INFORMATION PROVIDED:
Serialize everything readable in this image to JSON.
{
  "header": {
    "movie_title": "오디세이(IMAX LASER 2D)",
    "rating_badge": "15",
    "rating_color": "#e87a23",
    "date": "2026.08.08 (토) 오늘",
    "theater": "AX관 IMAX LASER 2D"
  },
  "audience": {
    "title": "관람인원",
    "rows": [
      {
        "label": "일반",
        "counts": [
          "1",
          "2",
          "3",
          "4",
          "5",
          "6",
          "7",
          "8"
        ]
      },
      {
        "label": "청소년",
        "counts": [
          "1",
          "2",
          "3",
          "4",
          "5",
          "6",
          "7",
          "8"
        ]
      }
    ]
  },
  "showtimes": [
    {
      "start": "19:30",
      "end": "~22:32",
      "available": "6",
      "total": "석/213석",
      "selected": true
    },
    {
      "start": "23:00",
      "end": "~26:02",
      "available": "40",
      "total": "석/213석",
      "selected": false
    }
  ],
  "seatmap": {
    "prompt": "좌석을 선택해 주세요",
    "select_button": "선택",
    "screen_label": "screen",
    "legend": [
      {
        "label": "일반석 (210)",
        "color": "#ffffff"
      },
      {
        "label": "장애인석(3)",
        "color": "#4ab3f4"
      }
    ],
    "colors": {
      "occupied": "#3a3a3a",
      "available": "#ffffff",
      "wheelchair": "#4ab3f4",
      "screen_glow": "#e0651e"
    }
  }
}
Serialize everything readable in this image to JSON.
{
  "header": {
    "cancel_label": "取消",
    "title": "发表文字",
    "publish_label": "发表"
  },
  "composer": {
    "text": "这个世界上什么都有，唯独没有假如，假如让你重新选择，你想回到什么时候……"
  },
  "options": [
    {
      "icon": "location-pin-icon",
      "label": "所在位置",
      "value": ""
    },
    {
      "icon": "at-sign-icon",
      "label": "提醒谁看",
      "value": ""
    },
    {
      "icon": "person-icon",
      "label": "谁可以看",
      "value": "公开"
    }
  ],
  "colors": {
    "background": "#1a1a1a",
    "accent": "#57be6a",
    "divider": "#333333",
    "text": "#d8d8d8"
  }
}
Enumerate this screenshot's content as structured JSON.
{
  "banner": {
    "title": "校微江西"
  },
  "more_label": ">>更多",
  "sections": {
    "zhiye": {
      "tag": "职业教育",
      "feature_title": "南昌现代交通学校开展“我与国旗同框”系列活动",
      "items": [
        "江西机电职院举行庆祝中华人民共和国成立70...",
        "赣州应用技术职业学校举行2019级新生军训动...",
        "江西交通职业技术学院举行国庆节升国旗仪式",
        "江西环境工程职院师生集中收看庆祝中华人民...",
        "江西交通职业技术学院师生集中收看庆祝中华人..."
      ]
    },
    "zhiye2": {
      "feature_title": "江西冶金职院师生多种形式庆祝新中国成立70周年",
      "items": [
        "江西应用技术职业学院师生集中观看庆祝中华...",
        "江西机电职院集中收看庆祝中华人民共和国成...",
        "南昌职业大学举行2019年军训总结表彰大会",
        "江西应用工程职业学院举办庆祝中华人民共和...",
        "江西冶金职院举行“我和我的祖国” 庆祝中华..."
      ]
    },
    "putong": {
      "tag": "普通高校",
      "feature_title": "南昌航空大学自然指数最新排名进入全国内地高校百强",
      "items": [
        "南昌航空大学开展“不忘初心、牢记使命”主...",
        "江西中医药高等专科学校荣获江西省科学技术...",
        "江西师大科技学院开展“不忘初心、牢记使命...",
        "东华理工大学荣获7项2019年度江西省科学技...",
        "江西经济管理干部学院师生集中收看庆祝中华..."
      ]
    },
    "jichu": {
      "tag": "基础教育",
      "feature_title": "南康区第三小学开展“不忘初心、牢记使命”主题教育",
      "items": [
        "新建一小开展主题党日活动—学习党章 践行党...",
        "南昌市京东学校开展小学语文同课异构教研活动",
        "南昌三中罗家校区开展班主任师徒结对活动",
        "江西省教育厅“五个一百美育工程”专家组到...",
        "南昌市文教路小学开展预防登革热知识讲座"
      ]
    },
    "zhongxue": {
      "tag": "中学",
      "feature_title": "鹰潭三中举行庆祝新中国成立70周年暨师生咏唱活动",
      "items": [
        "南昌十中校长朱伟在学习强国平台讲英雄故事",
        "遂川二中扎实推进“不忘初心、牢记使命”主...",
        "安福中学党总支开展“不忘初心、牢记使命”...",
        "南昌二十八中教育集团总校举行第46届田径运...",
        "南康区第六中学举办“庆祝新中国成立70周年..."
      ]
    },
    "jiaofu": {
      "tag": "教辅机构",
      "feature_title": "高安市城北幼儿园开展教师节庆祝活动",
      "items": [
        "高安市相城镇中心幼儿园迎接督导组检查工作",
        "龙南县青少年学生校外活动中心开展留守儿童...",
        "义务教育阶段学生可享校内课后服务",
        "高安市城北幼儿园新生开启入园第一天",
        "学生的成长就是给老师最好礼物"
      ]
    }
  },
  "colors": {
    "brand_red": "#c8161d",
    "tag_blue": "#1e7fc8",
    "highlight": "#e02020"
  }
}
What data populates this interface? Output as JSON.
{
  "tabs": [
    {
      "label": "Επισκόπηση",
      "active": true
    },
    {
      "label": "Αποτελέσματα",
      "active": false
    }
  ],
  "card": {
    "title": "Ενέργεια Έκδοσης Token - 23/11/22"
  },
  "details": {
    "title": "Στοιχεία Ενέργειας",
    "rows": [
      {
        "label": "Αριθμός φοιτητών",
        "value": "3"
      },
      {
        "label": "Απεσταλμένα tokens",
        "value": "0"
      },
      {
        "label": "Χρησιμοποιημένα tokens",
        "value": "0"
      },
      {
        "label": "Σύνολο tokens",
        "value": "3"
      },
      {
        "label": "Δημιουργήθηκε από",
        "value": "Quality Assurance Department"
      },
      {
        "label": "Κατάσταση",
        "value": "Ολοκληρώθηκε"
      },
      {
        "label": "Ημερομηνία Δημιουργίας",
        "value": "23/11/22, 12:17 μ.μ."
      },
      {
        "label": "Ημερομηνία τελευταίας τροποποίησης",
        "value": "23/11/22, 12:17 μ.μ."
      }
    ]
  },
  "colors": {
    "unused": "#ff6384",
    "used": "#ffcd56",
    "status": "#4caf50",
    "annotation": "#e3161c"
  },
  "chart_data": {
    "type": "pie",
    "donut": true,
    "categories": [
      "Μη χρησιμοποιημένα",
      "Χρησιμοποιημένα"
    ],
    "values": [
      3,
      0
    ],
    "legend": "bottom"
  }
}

EXERCISE DESCRIPTION:
Look above for every line with the word "this" and copy it.

EXERCISE SOLUTION:
Serialize everything readable in this image to JSON.
Serialize everything readable in this image to JSON.
Enumerate this screenshot's content as structured JSON.
What data populates this interface? Output as JSON.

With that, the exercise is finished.